§ **Brief**
Beginning with the line that contains "Read out every word on this page.", reproduce the remaining lines of the material exactly, up to and including the last one, but no pictures.

***** Information supplied *****

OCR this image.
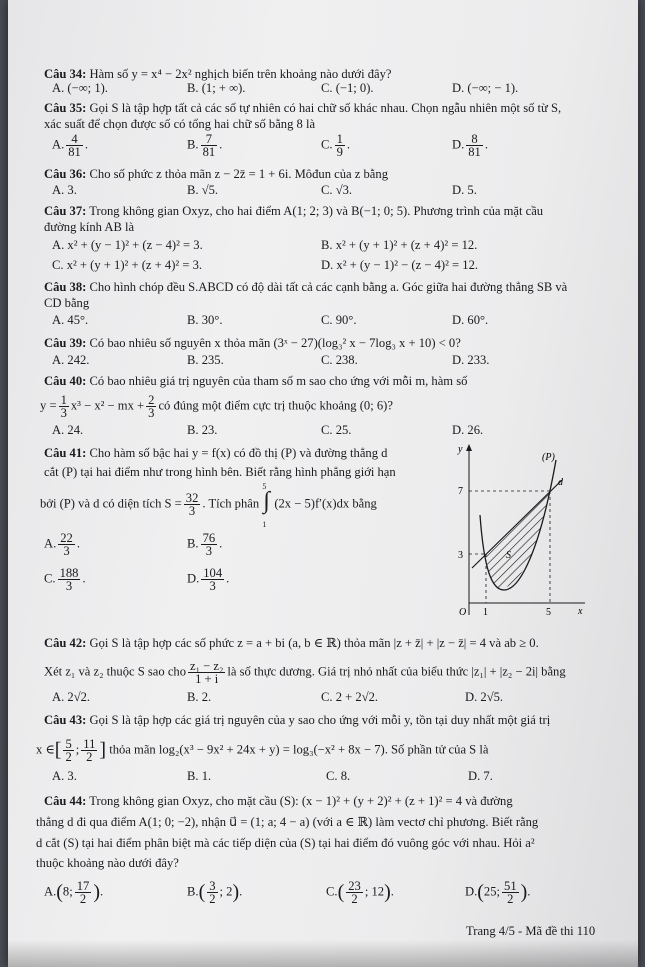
Câu 34: Hàm số y = x⁴ − 2x² nghịch biến trên khoảng nào dưới đây?
A. (−∞; 1).	B. (1; + ∞).	C. (−1; 0).	D. (−∞; − 1).
Câu 35: Gọi S là tập hợp tất cả các số tự nhiên có hai chữ số khác nhau. Chọn ngẫu nhiên một số từ S,
xác suất để chọn được số có tổng hai chữ số bằng 8 là
A. $\frac{4}{81}$ .	B. $\frac{7}{81}$ .	C. $\frac{1}{9}$ .	D. $\frac{8}{81}$ .
Câu 36: Cho số phức z thỏa mãn z − 2z̄ = 1 + 6i. Môđun của z bằng
A. 3.	B. √5.	C. √3.	D. 5.
Câu 37: Trong không gian Oxyz, cho hai điểm A(1; 2; 3) và B(−1; 0; 5). Phương trình của mặt cầu
đường kính AB là
A. x² + (y − 1)² + (z − 4)² = 3.	B. x² + (y + 1)² + (z + 4)² = 12.
C. x² + (y + 1)² + (z + 4)² = 3.	D. x² + (y − 1)² − (z − 4)² = 12.
Câu 38: Cho hình chóp đều S.ABCD có độ dài tất cả các cạnh bằng a. Góc giữa hai đường thẳng SB và
CD bằng
A. 45°.	B. 30°.	C. 90°.	D. 60°.
Câu 39: Có bao nhiêu số nguyên x thỏa mãn (3ˣ − 27)(log₃² x − 7log₃ x + 10) < 0?
A. 242.	B. 235.	C. 238.	D. 233.
Câu 40: Có bao nhiêu giá trị nguyên của tham số m sao cho ứng với mỗi m, hàm số
$y = \frac{1}{3} x^3 - x^2$ − mx + $\frac{2}{3}$ có đúng một điểm cực trị thuộc khoảng (0; 6)?
A. 24.	B. 23.	C. 25.	D. 26.
Câu 41: Cho hàm số bậc hai y = f(x) có đồ thị (P) và đường thẳng d
cắt (P) tại hai điểm như trong hình bên. Biết rằng hình phẳng giới hạn
bởi (P) và d có diện tích $S = \frac{32}{3}$ . Tích phân
5
∫
1
(2x − 5)f′(x)dx bằng
A. $\frac{22}{3}$ .	B. $\frac{76}{3}$ .
C. $\frac{188}{3}$ .	D. $\frac{104}{3}$ .
y
x
O 1	5
7
3
(P)
d
S
Câu 42: Gọi S là tập hợp các số phức z = a + bi (a, b ∈ ℝ) thỏa mãn |z + z̄| + |z − z̄| = 4 và ab ≥ 0.
Xét z₁ và z₂ thuộc S sao cho $\frac{\text{z₁ − z₂}}{1 + i}$ là số thực dương. Giá trị nhỏ nhất của biểu thức |z₁| + |z₂ − 2i| bằng
A. 2√2.	B. 2.	C. 2 + 2√2.	D. 2√5.
Câu 43: Gọi S là tập hợp các giá trị nguyên của y sao cho ứng với mỗi y, tồn tại duy nhất một giá trị
x ∈[ $\frac{5}{2}$ ; $\frac{11}{2}$ ] thỏa mãn log₂(x³ − 9x² + 24x + y) = log₃(−x² + 8x − 7). Số phần tử của S là
A. 3.	B. 1.	C. 8.	D. 7.
Câu 44: Trong không gian Oxyz, cho mặt cầu (S): (x − 1)² + (y + 2)² + (z + 1)² = 4 và đường
thẳng d đi qua điểm A(1; 0; −2), nhận u⃗ = (1; a; 4 − a) (với a ∈ ℝ) làm vectơ chỉ phương. Biết rằng
d cắt (S) tại hai điểm phân biệt mà các tiếp diện của (S) tại hai điểm đó vuông góc với nhau. Hỏi a²
thuộc khoảng nào dưới đây?
A.(8; $\frac{17}{2}$ ).	$B.( \frac{3}{2}$ ; 2).	$C.( \frac{23}{2}$ ; 12).	D.(25; $\frac{51}{2}$ ).
Trang 4/5 - Mã đề thi 110
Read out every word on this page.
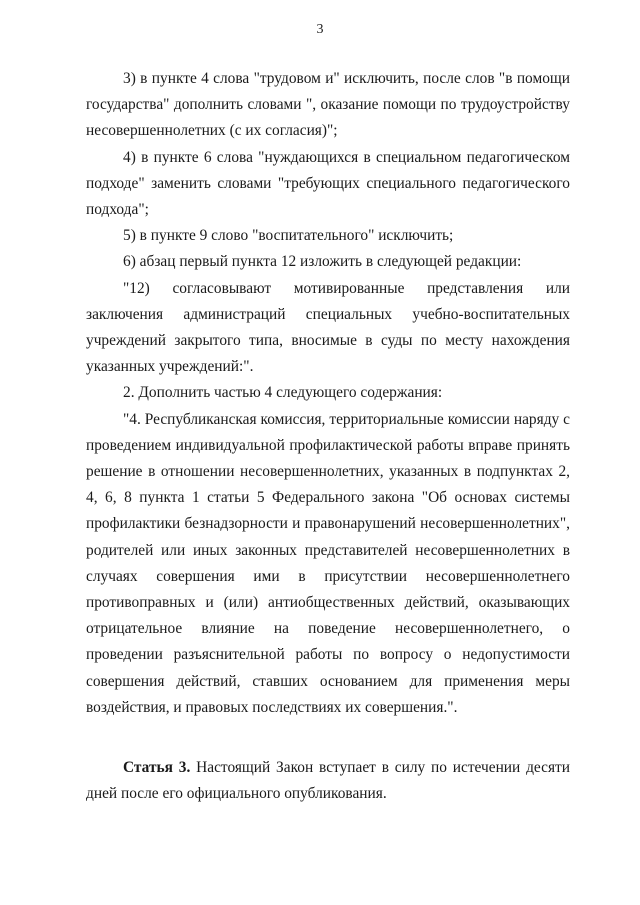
3

3) в пункте 4 слова "трудовом и" исключить, после слов "в помощи государства" дополнить словами ", оказание помощи по трудоустройству несовершеннолетних (с их согласия)";

4) в пункте 6 слова "нуждающихся в специальном педагогическом подходе" заменить словами "требующих специального педагогического подхода";

5) в пункте 9 слово "воспитательного" исключить;

6) абзац первый пункта 12 изложить в следующей редакции:

"12) согласовывают мотивированные представления или заключения администраций специальных учебно-воспитательных учреждений закрытого типа, вносимые в суды по месту нахождения указанных учреждений:".

2. Дополнить частью 4 следующего содержания:

"4. Республиканская комиссия, территориальные комиссии наряду с проведением индивидуальной профилактической работы вправе принять решение в отношении несовершеннолетних, указанных в подпунктах 2, 4, 6, 8 пункта 1 статьи 5 Федерального закона "Об основах системы профилактики безнадзорности и правонарушений несовершеннолетних", родителей или иных законных представителей несовершеннолетних в случаях совершения ими в присутствии несовершеннолетнего противоправных и (или) антиобщественных действий, оказывающих отрицательное влияние на поведение несовершеннолетнего, о проведении разъяснительной работы по вопросу о недопустимости совершения действий, ставших основанием для применения меры воздействия, и правовых последствиях их совершения.".

Статья 3. Настоящий Закон вступает в силу по истечении десяти дней после его официального опубликования.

*****

§ **Exercise answer**
Read out every word on this page.
3

3) в пункте 4 слова "трудовом и" исключить, после слов "в помощи государства" дополнить словами ", оказание помощи по трудоустройству несовершеннолетних (с их согласия)";

4) в пункте 6 слова "нуждающихся в специальном педагогическом подходе" заменить словами "требующих специального педагогического подхода";

5) в пункте 9 слово "воспитательного" исключить;

6) абзац первый пункта 12 изложить в следующей редакции:

"12) согласовывают мотивированные представления или заключения администраций специальных учебно-воспитательных учреждений закрытого типа, вносимые в суды по месту нахождения указанных учреждений:".

2. Дополнить частью 4 следующего содержания:

"4. Республиканская комиссия, территориальные комиссии наряду с проведением индивидуальной профилактической работы вправе принять решение в отношении несовершеннолетних, указанных в подпунктах 2, 4, 6, 8 пункта 1 статьи 5 Федерального закона "Об основах системы профилактики безнадзорности и правонарушений несовершеннолетних", родителей или иных законных представителей несовершеннолетних в случаях совершения ими в присутствии несовершеннолетнего противоправных и (или) антиобщественных действий, оказывающих отрицательное влияние на поведение несовершеннолетнего, о проведении разъяснительной работы по вопросу о недопустимости совершения действий, ставших основанием для применения меры воздействия, и правовых последствиях их совершения.".

Статья 3. Настоящий Закон вступает в силу по истечении десяти дней после его официального опубликования.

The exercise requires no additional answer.